Tarefas -
1. Relacione todas as pessoas mencionadas pelo nome no trecho sobre mobilidade e acesso à saúde.
2. Segundo o trecho sobre mobilidade e acesso à saúde, quanto tempo Ariadna e Carlos dizem esperar por um ônibus que dá acesso ao posto e aos hospitais?
3. Transcreva literalmente o trecho sobre mobilidade e acesso à saúde, de "Para Carlos, justamente" até "de baixa renda.", inclusive.

Trecho da página -
'''

Para Carlos, justamente durante a pandemia, esse monitoramento do posto de distância fez diferença para evitar o agravo de sua esposa, que evoluiu com sintomas de Covid.
E é o que sugere o estudo do Instituto de Pesquisa Econômica Aplicada, Mobilidade Urbana e Acesso ao Sistema Único de Saúde para Casos Suspeitos e Graves de Covid-19, que estimou que um grande número de pessoas precisam caminhar mais que meia hora para ter um atendimento no SUS por suspeita de Covid-19 ou para chegar a um hospital com capacidade de internação. Por isso, os pesquisadores sugerem, ao final do estudo, organização do transporte e medidas como o fortalecimento das equipes técnica e de agentes comunitários de saúde que realizem atendimento à domicílio aos pacientes de baixa renda.
“Para mudar a condição de acesso a esses equipamentos, precisa ter esses dois olhares, de uma política de saúde com distribuição espacial desses equipamentos de baixa complexidade, e por outro lado prover mais segurança para o deslocamento quando ele é necessário”, conclui Bernardo.
Bicicleta é considerada meio eficiente de acesso aos serviços de saúde
Tanto Ariadna quanto Carlos afirmam que demoram pelo menos 40 minutos só na espera de um ônibus que dá acesso ao posto e aos hospitais, e o que poderia ser percorrido em 15 minutos acaba levando o dobro do tempo, segundo eles. Ela recorre a aplicativos de carro quando não consegue carona dos vizinhos, mas como algumas vezes precisa ir aos serviços de saúde duas vezes por semana, devido ao custo, não usa o transporte com frequência.
A pesquisa do ITDP mostra baixo desempenho do transporte público quando comparado ao trajeto a pé de bicicleta para os três níveis de complexidade, como mostrado na imagem 2. O que é reforçado pelo especialista em mobilidade urbana, Bernardo Serra, do ITDP. “O transporte público ainda é ineficiente quando a gente compara com o uso da bicicleta para trajeto a equipamentos de qualquer nível de complexidade, porém, não faz sentido a pessoa se deslocar de bicicleta, quando ela está com a saúde comprometida. Então, é muito importante que o sistema de transporte público funcione nesses casos”, comenta. Nesse sentido, Bernardo estimula investimentos em ambos os segmentos.

'''

(Dados de análise do layout da página)
'''

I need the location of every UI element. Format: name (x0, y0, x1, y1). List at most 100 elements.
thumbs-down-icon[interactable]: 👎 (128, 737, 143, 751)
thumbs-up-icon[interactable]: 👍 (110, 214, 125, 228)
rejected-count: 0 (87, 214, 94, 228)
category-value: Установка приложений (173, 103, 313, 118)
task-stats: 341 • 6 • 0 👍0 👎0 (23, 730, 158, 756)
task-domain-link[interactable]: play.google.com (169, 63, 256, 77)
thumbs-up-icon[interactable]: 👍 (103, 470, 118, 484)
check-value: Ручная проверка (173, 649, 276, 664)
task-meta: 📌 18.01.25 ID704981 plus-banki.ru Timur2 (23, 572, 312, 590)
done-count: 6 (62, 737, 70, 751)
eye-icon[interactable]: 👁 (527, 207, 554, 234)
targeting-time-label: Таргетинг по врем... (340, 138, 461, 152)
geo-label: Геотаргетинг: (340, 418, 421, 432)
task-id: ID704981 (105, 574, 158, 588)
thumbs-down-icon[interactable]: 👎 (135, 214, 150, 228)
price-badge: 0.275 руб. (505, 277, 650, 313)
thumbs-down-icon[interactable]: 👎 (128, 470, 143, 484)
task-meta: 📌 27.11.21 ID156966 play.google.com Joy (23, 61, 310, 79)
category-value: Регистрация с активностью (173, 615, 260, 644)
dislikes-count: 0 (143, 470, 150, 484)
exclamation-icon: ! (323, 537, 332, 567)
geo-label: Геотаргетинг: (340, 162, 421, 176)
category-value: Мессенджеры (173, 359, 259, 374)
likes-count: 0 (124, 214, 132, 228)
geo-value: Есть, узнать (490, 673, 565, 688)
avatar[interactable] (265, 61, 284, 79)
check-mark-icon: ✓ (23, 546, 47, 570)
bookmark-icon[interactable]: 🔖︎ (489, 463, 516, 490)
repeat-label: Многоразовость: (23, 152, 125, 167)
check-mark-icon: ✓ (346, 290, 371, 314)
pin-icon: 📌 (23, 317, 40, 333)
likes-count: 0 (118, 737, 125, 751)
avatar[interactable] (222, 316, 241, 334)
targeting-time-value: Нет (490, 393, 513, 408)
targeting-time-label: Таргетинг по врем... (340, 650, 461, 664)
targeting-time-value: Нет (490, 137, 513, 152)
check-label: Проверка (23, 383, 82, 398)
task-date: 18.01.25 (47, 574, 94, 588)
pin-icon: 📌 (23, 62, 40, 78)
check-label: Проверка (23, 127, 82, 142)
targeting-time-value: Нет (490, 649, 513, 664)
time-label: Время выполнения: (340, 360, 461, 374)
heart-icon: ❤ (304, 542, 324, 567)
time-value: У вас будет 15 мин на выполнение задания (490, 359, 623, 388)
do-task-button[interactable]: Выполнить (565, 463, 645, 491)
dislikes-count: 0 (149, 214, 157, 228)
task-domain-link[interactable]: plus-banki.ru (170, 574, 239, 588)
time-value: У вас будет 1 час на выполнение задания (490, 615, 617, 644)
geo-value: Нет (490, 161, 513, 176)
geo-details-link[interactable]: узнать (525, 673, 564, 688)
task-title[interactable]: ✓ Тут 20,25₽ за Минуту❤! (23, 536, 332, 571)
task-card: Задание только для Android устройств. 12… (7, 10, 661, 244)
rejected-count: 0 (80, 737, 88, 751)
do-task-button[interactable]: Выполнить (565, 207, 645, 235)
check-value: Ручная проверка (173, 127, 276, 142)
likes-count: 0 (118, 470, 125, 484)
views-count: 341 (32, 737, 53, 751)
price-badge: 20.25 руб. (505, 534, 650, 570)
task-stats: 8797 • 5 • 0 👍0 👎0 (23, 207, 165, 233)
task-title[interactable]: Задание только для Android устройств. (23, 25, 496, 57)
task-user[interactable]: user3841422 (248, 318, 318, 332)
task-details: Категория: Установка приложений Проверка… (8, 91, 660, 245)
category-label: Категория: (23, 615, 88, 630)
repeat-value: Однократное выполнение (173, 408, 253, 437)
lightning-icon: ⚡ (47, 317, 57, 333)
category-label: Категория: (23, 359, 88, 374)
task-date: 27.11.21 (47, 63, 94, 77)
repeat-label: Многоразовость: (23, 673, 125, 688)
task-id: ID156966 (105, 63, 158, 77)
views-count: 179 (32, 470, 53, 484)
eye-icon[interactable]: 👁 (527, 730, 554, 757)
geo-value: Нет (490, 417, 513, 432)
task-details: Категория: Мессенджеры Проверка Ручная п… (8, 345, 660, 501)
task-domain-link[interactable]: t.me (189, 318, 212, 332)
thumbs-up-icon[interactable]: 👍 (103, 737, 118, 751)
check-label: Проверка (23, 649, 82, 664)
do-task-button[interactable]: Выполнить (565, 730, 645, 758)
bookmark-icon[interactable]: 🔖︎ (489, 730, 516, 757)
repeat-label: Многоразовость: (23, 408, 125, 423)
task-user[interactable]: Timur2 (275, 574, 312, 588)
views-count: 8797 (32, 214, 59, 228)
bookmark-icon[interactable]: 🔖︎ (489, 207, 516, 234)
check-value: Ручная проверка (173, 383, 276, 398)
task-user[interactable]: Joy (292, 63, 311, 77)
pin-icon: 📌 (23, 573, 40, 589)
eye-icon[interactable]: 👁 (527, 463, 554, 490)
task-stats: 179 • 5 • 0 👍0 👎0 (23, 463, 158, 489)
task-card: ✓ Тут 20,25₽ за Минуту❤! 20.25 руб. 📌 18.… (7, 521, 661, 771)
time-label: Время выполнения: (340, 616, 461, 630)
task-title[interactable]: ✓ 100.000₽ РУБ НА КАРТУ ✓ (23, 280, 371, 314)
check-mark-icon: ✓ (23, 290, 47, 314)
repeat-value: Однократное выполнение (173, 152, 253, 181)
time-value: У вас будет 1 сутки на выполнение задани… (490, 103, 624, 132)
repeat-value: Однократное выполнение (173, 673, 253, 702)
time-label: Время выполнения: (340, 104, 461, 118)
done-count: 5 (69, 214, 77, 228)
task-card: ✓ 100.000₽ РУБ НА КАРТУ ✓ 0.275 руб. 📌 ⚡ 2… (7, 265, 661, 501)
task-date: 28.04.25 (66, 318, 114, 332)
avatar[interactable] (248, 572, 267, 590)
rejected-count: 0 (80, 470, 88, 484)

'''

Respostas -
1. Carlos, Ariadna e Bernardo Serra

2. Pelo menos 40 minutos.

3.
Para Carlos, justamente durante a pandemia, esse monitoramento do posto de distância fez diferença para evitar o agravo de sua esposa, que evoluiu com sintomas de Covid.
E é o que sugere o estudo do Instituto de Pesquisa Econômica Aplicada, Mobilidade Urbana e Acesso ao Sistema Único de Saúde para Casos Suspeitos e Graves de Covid-19, que estimou que um grande número de pessoas precisam caminhar mais que meia hora para ter um atendimento no SUS por suspeita de Covid-19 ou para chegar a um hospital com capacidade de internação. Por isso, os pesquisadores sugerem, ao final do estudo, organização do transporte e medidas como o fortalecimento das equipes técnica e de agentes comunitários de saúde que realizem atendimento à domicílio aos pacientes de baixa renda.